DIRECTION:
Extract all of the entries and give them again, word for word.

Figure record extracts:
'''
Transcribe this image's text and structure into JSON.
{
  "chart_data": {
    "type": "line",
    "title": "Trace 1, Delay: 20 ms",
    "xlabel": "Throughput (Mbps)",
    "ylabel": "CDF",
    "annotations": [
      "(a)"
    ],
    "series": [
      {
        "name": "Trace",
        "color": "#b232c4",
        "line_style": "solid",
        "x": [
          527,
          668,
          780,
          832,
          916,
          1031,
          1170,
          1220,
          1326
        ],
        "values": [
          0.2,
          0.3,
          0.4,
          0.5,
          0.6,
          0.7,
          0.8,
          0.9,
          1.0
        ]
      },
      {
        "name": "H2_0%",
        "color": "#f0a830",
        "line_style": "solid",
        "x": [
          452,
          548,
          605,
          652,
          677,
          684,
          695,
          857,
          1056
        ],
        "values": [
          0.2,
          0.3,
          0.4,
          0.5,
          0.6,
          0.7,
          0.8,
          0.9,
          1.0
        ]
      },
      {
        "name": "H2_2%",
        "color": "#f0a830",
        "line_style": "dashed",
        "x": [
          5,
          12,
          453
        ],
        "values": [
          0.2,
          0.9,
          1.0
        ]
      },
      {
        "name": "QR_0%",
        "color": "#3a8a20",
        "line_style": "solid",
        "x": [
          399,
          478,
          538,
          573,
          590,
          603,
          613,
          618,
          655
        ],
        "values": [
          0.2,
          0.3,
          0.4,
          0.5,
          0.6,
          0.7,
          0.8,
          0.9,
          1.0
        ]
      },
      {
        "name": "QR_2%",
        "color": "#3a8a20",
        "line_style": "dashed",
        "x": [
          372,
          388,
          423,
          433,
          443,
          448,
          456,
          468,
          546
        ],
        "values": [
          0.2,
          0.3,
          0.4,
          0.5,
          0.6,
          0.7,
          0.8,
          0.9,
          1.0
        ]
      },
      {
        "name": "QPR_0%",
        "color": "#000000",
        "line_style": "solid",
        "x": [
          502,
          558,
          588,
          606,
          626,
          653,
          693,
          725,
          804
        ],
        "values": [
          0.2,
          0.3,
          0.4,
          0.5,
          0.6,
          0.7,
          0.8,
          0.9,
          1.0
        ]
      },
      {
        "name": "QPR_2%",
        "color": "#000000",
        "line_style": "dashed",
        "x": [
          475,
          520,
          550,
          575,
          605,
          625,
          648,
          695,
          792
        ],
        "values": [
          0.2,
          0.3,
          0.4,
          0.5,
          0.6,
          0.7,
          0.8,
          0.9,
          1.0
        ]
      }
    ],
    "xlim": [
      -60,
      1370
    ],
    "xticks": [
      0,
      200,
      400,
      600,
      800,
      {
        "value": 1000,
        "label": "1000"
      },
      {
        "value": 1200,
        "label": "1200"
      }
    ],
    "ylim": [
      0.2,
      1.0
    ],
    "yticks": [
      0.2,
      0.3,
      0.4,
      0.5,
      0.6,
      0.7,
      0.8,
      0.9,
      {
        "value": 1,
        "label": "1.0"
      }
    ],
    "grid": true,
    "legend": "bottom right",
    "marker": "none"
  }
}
'''
THE RESPONSE:
Transcribe this image's text and structure into JSON.
{
  "chart_data": {
    "type": "line",
    "title": "Trace 1, Delay: 20 ms",
    "xlabel": "Throughput (Mbps)",
    "ylabel": "CDF",
    "annotations": [
      "(a)"
    ],
    "series": [
      {
        "name": "Trace",
        "color": "#b232c4",
        "line_style": "solid",
        "x": [
          527,
          668,
          780,
          832,
          916,
          1031,
          1170,
          1220,
          1326
        ],
        "values": [
          0.2,
          0.3,
          0.4,
          0.5,
          0.6,
          0.7,
          0.8,
          0.9,
          1.0
        ]
      },
      {
        "name": "H2_0%",
        "color": "#f0a830",
        "line_style": "solid",
        "x": [
          452,
          548,
          605,
          652,
          677,
          684,
          695,
          857,
          1056
        ],
        "values": [
          0.2,
          0.3,
          0.4,
          0.5,
          0.6,
          0.7,
          0.8,
          0.9,
          1.0
        ]
      },
      {
        "name": "H2_2%",
        "color": "#f0a830",
        "line_style": "dashed",
        "x": [
          5,
          12,
          453
        ],
        "values": [
          0.2,
          0.9,
          1.0
        ]
      },
      {
        "name": "QR_0%",
        "color": "#3a8a20",
        "line_style": "solid",
        "x": [
          399,
          478,
          538,
          573,
          590,
          603,
          613,
          618,
          655
        ],
        "values": [
          0.2,
          0.3,
          0.4,
          0.5,
          0.6,
          0.7,
          0.8,
          0.9,
          1.0
        ]
      },
      {
        "name": "QR_2%",
        "color": "#3a8a20",
        "line_style": "dashed",
        "x": [
          372,
          388,
          423,
          433,
          443,
          448,
          456,
          468,
          546
        ],
        "values": [
          0.2,
          0.3,
          0.4,
          0.5,
          0.6,
          0.7,
          0.8,
          0.9,
          1.0
        ]
      },
      {
        "name": "QPR_0%",
        "color": "#000000",
        "line_style": "solid",
        "x": [
          502,
          558,
          588,
          606,
          626,
          653,
          693,
          725,
          804
        ],
        "values": [
          0.2,
          0.3,
          0.4,
          0.5,
          0.6,
          0.7,
          0.8,
          0.9,
          1.0
        ]
      },
      {
        "name": "QPR_2%",
        "color": "#000000",
        "line_style": "dashed",
        "x": [
          475,
          520,
          550,
          575,
          605,
          625,
          648,
          695,
          792
        ],
        "values": [
          0.2,
          0.3,
          0.4,
          0.5,
          0.6,
          0.7,
          0.8,
          0.9,
          1.0
        ]
      }
    ],
    "xlim": [
      -60,
      1370
    ],
    "xticks": [
      0,
      200,
      400,
      600,
      800,
      {
        "value": 1000,
        "label": "1000"
      },
      {
        "value": 1200,
        "label": "1200"
      }
    ],
    "ylim": [
      0.2,
      1.0
    ],
    "yticks": [
      0.2,
      0.3,
      0.4,
      0.5,
      0.6,
      0.7,
      0.8,
      0.9,
      {
        "value": 1,
        "label": "1.0"
      }
    ],
    "grid": true,
    "legend": "bottom right",
    "marker": "none"
  }
}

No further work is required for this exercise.